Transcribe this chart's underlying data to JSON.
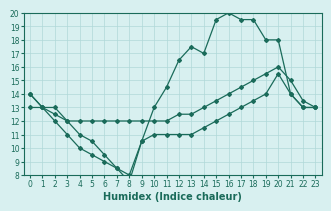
{
  "line1_x": [
    0,
    1,
    2,
    3,
    4,
    5,
    6,
    7,
    8,
    9,
    10,
    11,
    12,
    13,
    14,
    15,
    16,
    17,
    18,
    19,
    20,
    21,
    22,
    23
  ],
  "line1_y": [
    14,
    13,
    13,
    12,
    11,
    10.5,
    9.5,
    8.5,
    8.0,
    10.5,
    13.0,
    14.5,
    16.5,
    17.5,
    17.0,
    19.5,
    20.0,
    19.5,
    19.5,
    18.0,
    18.0,
    14.0,
    13.0,
    13.0
  ],
  "line2_x": [
    0,
    1,
    2,
    3,
    4,
    5,
    6,
    7,
    8,
    9,
    10,
    11,
    12,
    13,
    14,
    15,
    16,
    17,
    18,
    19,
    20,
    21,
    22,
    23
  ],
  "line2_y": [
    13.0,
    13.0,
    12.5,
    12.0,
    12.0,
    12.0,
    12.0,
    12.0,
    12.0,
    12.0,
    12.0,
    12.0,
    12.5,
    12.5,
    13.0,
    13.5,
    14.0,
    14.5,
    15.0,
    15.5,
    16.0,
    15.0,
    13.5,
    13.0
  ],
  "line3_x": [
    0,
    1,
    2,
    3,
    4,
    5,
    6,
    7,
    8,
    9,
    10,
    11,
    12,
    13,
    14,
    15,
    16,
    17,
    18,
    19,
    20,
    21,
    22,
    23
  ],
  "line3_y": [
    14.0,
    13.0,
    12.0,
    11.0,
    10.0,
    9.5,
    9.0,
    8.5,
    7.5,
    10.5,
    11.0,
    11.0,
    11.0,
    11.0,
    11.5,
    12.0,
    12.5,
    13.0,
    13.5,
    14.0,
    15.5,
    14.0,
    13.0,
    13.0
  ],
  "line_color": "#1a6b5a",
  "bg_color": "#d8f0f0",
  "grid_color": "#b0d8d8",
  "xlabel": "Humidex (Indice chaleur)",
  "xlim": [
    -0.5,
    23.5
  ],
  "ylim": [
    8,
    20
  ],
  "xticks": [
    0,
    1,
    2,
    3,
    4,
    5,
    6,
    7,
    8,
    9,
    10,
    11,
    12,
    13,
    14,
    15,
    16,
    17,
    18,
    19,
    20,
    21,
    22,
    23
  ],
  "yticks": [
    8,
    9,
    10,
    11,
    12,
    13,
    14,
    15,
    16,
    17,
    18,
    19,
    20
  ],
  "tick_fontsize": 5.5,
  "label_fontsize": 7,
  "marker": "D",
  "markersize": 2.0,
  "linewidth": 0.9
}
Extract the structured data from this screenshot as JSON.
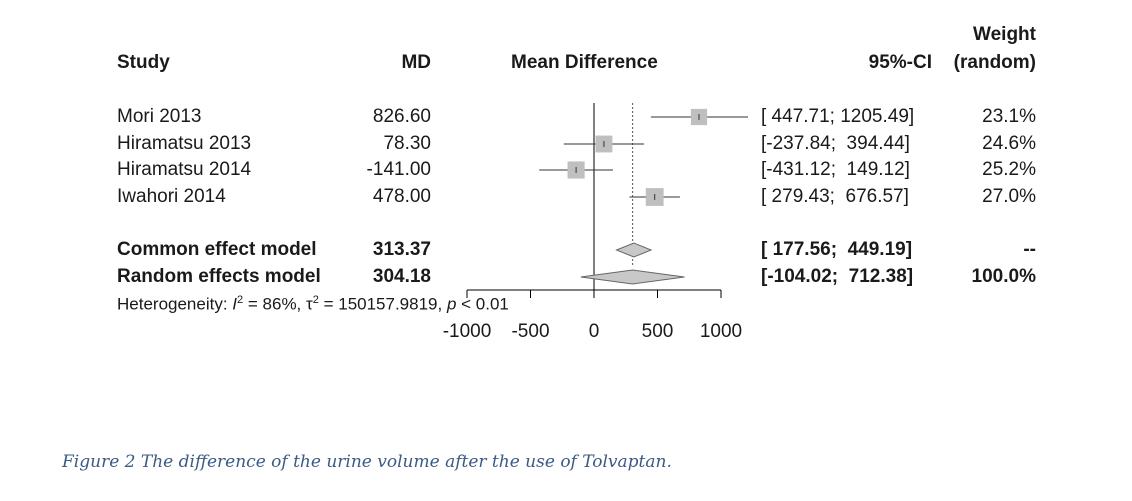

━━━

Copy down every line of the material above that includes the string "JSON".

Transcribe this chart's underlying data to JSON.
Extract the structured data from this screenshot as JSON.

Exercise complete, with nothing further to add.